= GIVEN REQUEST =
Images embedded in the records are excluded; print everything else exactly as given.

= ENTRIES PROVIDED =
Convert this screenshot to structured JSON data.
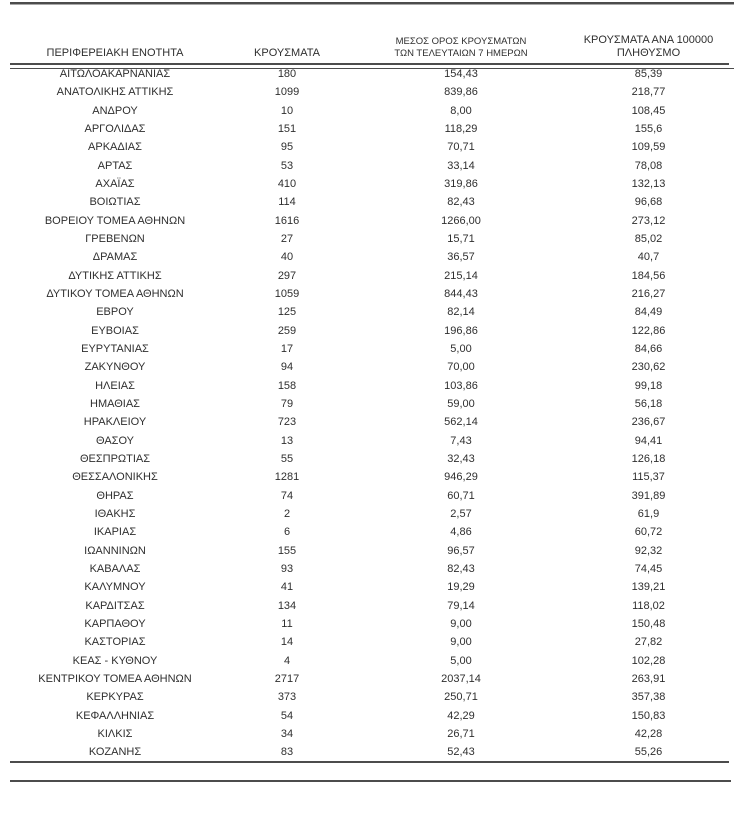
{
  "table": {
    "columns": [
      {
        "label": "ΠΕΡΙΦΕΡΕΙΑΚΗ ΕΝΟΤΗΤΑ"
      },
      {
        "label": "ΚΡΟΥΣΜΑΤΑ"
      },
      {
        "label": "ΜΕΣΟΣ ΟΡΟΣ ΚΡΟΥΣΜΑΤΩΝ ΤΩΝ ΤΕΛΕΥΤΑΙΩΝ 7 ΗΜΕΡΩΝ",
        "line1": "ΜΕΣΟΣ ΟΡΟΣ ΚΡΟΥΣΜΑΤΩΝ",
        "line2": "ΤΩΝ ΤΕΛΕΥΤΑΙΩΝ 7 ΗΜΕΡΩΝ"
      },
      {
        "label": "ΚΡΟΥΣΜΑΤΑ ΑΝΑ 100000 ΠΛΗΘΥΣΜΟ",
        "line1": "ΚΡΟΥΣΜΑΤΑ ΑΝΑ 100000",
        "line2": "ΠΛΗΘΥΣΜΟ"
      }
    ],
    "rows": [
      [
        "ΑΙΤΩΛΟΑΚΑΡΝΑΝΙΑΣ",
        "180",
        "154,43",
        "85,39"
      ],
      [
        "ΑΝΑΤΟΛΙΚΗΣ ΑΤΤΙΚΗΣ",
        "1099",
        "839,86",
        "218,77"
      ],
      [
        "ΑΝΔΡΟΥ",
        "10",
        "8,00",
        "108,45"
      ],
      [
        "ΑΡΓΟΛΙΔΑΣ",
        "151",
        "118,29",
        "155,6"
      ],
      [
        "ΑΡΚΑΔΙΑΣ",
        "95",
        "70,71",
        "109,59"
      ],
      [
        "ΑΡΤΑΣ",
        "53",
        "33,14",
        "78,08"
      ],
      [
        "ΑΧΑΪΑΣ",
        "410",
        "319,86",
        "132,13"
      ],
      [
        "ΒΟΙΩΤΙΑΣ",
        "114",
        "82,43",
        "96,68"
      ],
      [
        "ΒΟΡΕΙΟΥ ΤΟΜΕΑ ΑΘΗΝΩΝ",
        "1616",
        "1266,00",
        "273,12"
      ],
      [
        "ΓΡΕΒΕΝΩΝ",
        "27",
        "15,71",
        "85,02"
      ],
      [
        "ΔΡΑΜΑΣ",
        "40",
        "36,57",
        "40,7"
      ],
      [
        "ΔΥΤΙΚΗΣ ΑΤΤΙΚΗΣ",
        "297",
        "215,14",
        "184,56"
      ],
      [
        "ΔΥΤΙΚΟΥ ΤΟΜΕΑ ΑΘΗΝΩΝ",
        "1059",
        "844,43",
        "216,27"
      ],
      [
        "ΕΒΡΟΥ",
        "125",
        "82,14",
        "84,49"
      ],
      [
        "ΕΥΒΟΙΑΣ",
        "259",
        "196,86",
        "122,86"
      ],
      [
        "ΕΥΡΥΤΑΝΙΑΣ",
        "17",
        "5,00",
        "84,66"
      ],
      [
        "ΖΑΚΥΝΘΟΥ",
        "94",
        "70,00",
        "230,62"
      ],
      [
        "ΗΛΕΙΑΣ",
        "158",
        "103,86",
        "99,18"
      ],
      [
        "ΗΜΑΘΙΑΣ",
        "79",
        "59,00",
        "56,18"
      ],
      [
        "ΗΡΑΚΛΕΙΟΥ",
        "723",
        "562,14",
        "236,67"
      ],
      [
        "ΘΑΣΟΥ",
        "13",
        "7,43",
        "94,41"
      ],
      [
        "ΘΕΣΠΡΩΤΙΑΣ",
        "55",
        "32,43",
        "126,18"
      ],
      [
        "ΘΕΣΣΑΛΟΝΙΚΗΣ",
        "1281",
        "946,29",
        "115,37"
      ],
      [
        "ΘΗΡΑΣ",
        "74",
        "60,71",
        "391,89"
      ],
      [
        "ΙΘΑΚΗΣ",
        "2",
        "2,57",
        "61,9"
      ],
      [
        "ΙΚΑΡΙΑΣ",
        "6",
        "4,86",
        "60,72"
      ],
      [
        "ΙΩΑΝΝΙΝΩΝ",
        "155",
        "96,57",
        "92,32"
      ],
      [
        "ΚΑΒΑΛΑΣ",
        "93",
        "82,43",
        "74,45"
      ],
      [
        "ΚΑΛΥΜΝΟΥ",
        "41",
        "19,29",
        "139,21"
      ],
      [
        "ΚΑΡΔΙΤΣΑΣ",
        "134",
        "79,14",
        "118,02"
      ],
      [
        "ΚΑΡΠΑΘΟΥ",
        "11",
        "9,00",
        "150,48"
      ],
      [
        "ΚΑΣΤΟΡΙΑΣ",
        "14",
        "9,00",
        "27,82"
      ],
      [
        "ΚΕΑΣ - ΚΥΘΝΟΥ",
        "4",
        "5,00",
        "102,28"
      ],
      [
        "ΚΕΝΤΡΙΚΟΥ ΤΟΜΕΑ ΑΘΗΝΩΝ",
        "2717",
        "2037,14",
        "263,91"
      ],
      [
        "ΚΕΡΚΥΡΑΣ",
        "373",
        "250,71",
        "357,38"
      ],
      [
        "ΚΕΦΑΛΛΗΝΙΑΣ",
        "54",
        "42,29",
        "150,83"
      ],
      [
        "ΚΙΛΚΙΣ",
        "34",
        "26,71",
        "42,28"
      ],
      [
        "ΚΟΖΑΝΗΣ",
        "83",
        "52,43",
        "55,26"
      ]
    ],
    "colors": {
      "rule": "#4c4c4c",
      "text": "#2f2f2f",
      "background": "#ffffff"
    }
  }
}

= RESPONSE =
Convert this screenshot to structured JSON data.
{
  "table": {
    "columns": [
      {
        "label": "ΠΕΡΙΦΕΡΕΙΑΚΗ ΕΝΟΤΗΤΑ"
      },
      {
        "label": "ΚΡΟΥΣΜΑΤΑ"
      },
      {
        "label": "ΜΕΣΟΣ ΟΡΟΣ ΚΡΟΥΣΜΑΤΩΝ ΤΩΝ ΤΕΛΕΥΤΑΙΩΝ 7 ΗΜΕΡΩΝ",
        "line1": "ΜΕΣΟΣ ΟΡΟΣ ΚΡΟΥΣΜΑΤΩΝ",
        "line2": "ΤΩΝ ΤΕΛΕΥΤΑΙΩΝ 7 ΗΜΕΡΩΝ"
      },
      {
        "label": "ΚΡΟΥΣΜΑΤΑ ΑΝΑ 100000 ΠΛΗΘΥΣΜΟ",
        "line1": "ΚΡΟΥΣΜΑΤΑ ΑΝΑ 100000",
        "line2": "ΠΛΗΘΥΣΜΟ"
      }
    ],
    "rows": [
      [
        "ΑΙΤΩΛΟΑΚΑΡΝΑΝΙΑΣ",
        "180",
        "154,43",
        "85,39"
      ],
      [
        "ΑΝΑΤΟΛΙΚΗΣ ΑΤΤΙΚΗΣ",
        "1099",
        "839,86",
        "218,77"
      ],
      [
        "ΑΝΔΡΟΥ",
        "10",
        "8,00",
        "108,45"
      ],
      [
        "ΑΡΓΟΛΙΔΑΣ",
        "151",
        "118,29",
        "155,6"
      ],
      [
        "ΑΡΚΑΔΙΑΣ",
        "95",
        "70,71",
        "109,59"
      ],
      [
        "ΑΡΤΑΣ",
        "53",
        "33,14",
        "78,08"
      ],
      [
        "ΑΧΑΪΑΣ",
        "410",
        "319,86",
        "132,13"
      ],
      [
        "ΒΟΙΩΤΙΑΣ",
        "114",
        "82,43",
        "96,68"
      ],
      [
        "ΒΟΡΕΙΟΥ ΤΟΜΕΑ ΑΘΗΝΩΝ",
        "1616",
        "1266,00",
        "273,12"
      ],
      [
        "ΓΡΕΒΕΝΩΝ",
        "27",
        "15,71",
        "85,02"
      ],
      [
        "ΔΡΑΜΑΣ",
        "40",
        "36,57",
        "40,7"
      ],
      [
        "ΔΥΤΙΚΗΣ ΑΤΤΙΚΗΣ",
        "297",
        "215,14",
        "184,56"
      ],
      [
        "ΔΥΤΙΚΟΥ ΤΟΜΕΑ ΑΘΗΝΩΝ",
        "1059",
        "844,43",
        "216,27"
      ],
      [
        "ΕΒΡΟΥ",
        "125",
        "82,14",
        "84,49"
      ],
      [
        "ΕΥΒΟΙΑΣ",
        "259",
        "196,86",
        "122,86"
      ],
      [
        "ΕΥΡΥΤΑΝΙΑΣ",
        "17",
        "5,00",
        "84,66"
      ],
      [
        "ΖΑΚΥΝΘΟΥ",
        "94",
        "70,00",
        "230,62"
      ],
      [
        "ΗΛΕΙΑΣ",
        "158",
        "103,86",
        "99,18"
      ],
      [
        "ΗΜΑΘΙΑΣ",
        "79",
        "59,00",
        "56,18"
      ],
      [
        "ΗΡΑΚΛΕΙΟΥ",
        "723",
        "562,14",
        "236,67"
      ],
      [
        "ΘΑΣΟΥ",
        "13",
        "7,43",
        "94,41"
      ],
      [
        "ΘΕΣΠΡΩΤΙΑΣ",
        "55",
        "32,43",
        "126,18"
      ],
      [
        "ΘΕΣΣΑΛΟΝΙΚΗΣ",
        "1281",
        "946,29",
        "115,37"
      ],
      [
        "ΘΗΡΑΣ",
        "74",
        "60,71",
        "391,89"
      ],
      [
        "ΙΘΑΚΗΣ",
        "2",
        "2,57",
        "61,9"
      ],
      [
        "ΙΚΑΡΙΑΣ",
        "6",
        "4,86",
        "60,72"
      ],
      [
        "ΙΩΑΝΝΙΝΩΝ",
        "155",
        "96,57",
        "92,32"
      ],
      [
        "ΚΑΒΑΛΑΣ",
        "93",
        "82,43",
        "74,45"
      ],
      [
        "ΚΑΛΥΜΝΟΥ",
        "41",
        "19,29",
        "139,21"
      ],
      [
        "ΚΑΡΔΙΤΣΑΣ",
        "134",
        "79,14",
        "118,02"
      ],
      [
        "ΚΑΡΠΑΘΟΥ",
        "11",
        "9,00",
        "150,48"
      ],
      [
        "ΚΑΣΤΟΡΙΑΣ",
        "14",
        "9,00",
        "27,82"
      ],
      [
        "ΚΕΑΣ - ΚΥΘΝΟΥ",
        "4",
        "5,00",
        "102,28"
      ],
      [
        "ΚΕΝΤΡΙΚΟΥ ΤΟΜΕΑ ΑΘΗΝΩΝ",
        "2717",
        "2037,14",
        "263,91"
      ],
      [
        "ΚΕΡΚΥΡΑΣ",
        "373",
        "250,71",
        "357,38"
      ],
      [
        "ΚΕΦΑΛΛΗΝΙΑΣ",
        "54",
        "42,29",
        "150,83"
      ],
      [
        "ΚΙΛΚΙΣ",
        "34",
        "26,71",
        "42,28"
      ],
      [
        "ΚΟΖΑΝΗΣ",
        "83",
        "52,43",
        "55,26"
      ]
    ],
    "colors": {
      "rule": "#4c4c4c",
      "text": "#2f2f2f",
      "background": "#ffffff"
    }
  }
}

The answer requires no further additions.